§ **EXERCISE DIRECTIONS**
In the entries below, count every line with the word "form". Return only the count.

■ ■ ■ ■ ■

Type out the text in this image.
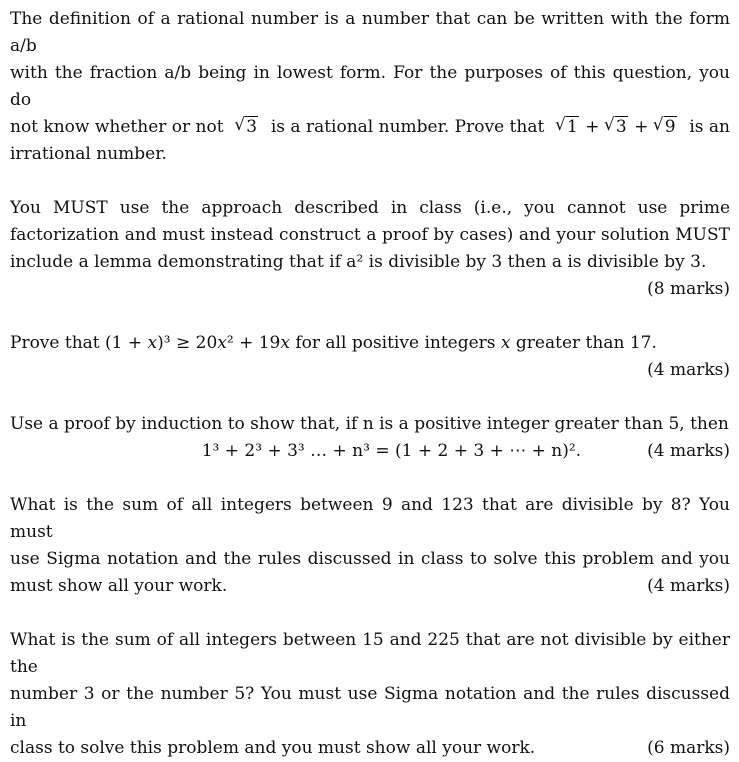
The definition of a rational number is a number that can be written with the form a/b
with the fraction a/b being in lowest form. For the purposes of this question, you do
not know whether or not	√ 3 is a rational number. Prove that	√ 1 + √ 3 + √ 9 is an
irrational number.
You MUST use the approach described in class (i.e., you cannot use prime
factorization and must instead construct a proof by cases) and your solution MUST
include a lemma demonstrating that if a² is divisible by 3 then a is divisible by 3.
(8 marks)
Prove that (1 + x)³ ≥ 20x² + 19x for all positive integers x greater than 17.
(4 marks)
Use a proof by induction to show that, if n is a positive integer greater than 5, then
1³ + 2³ + 3³ … + n³ = (1 + 2 + 3 + ⋯ + n)².	(4 marks)
What is the sum of all integers between 9 and 123 that are divisible by 8? You must
use Sigma notation and the rules discussed in class to solve this problem and you
must show all your work.	(4 marks)
What is the sum of all integers between 15 and 225 that are not divisible by either the
number 3 or the number 5? You must use Sigma notation and the rules discussed in
class to solve this problem and you must show all your work.	(6 marks)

■ ■ ■ ■ ■

§ **RIGHT ANSWER**
2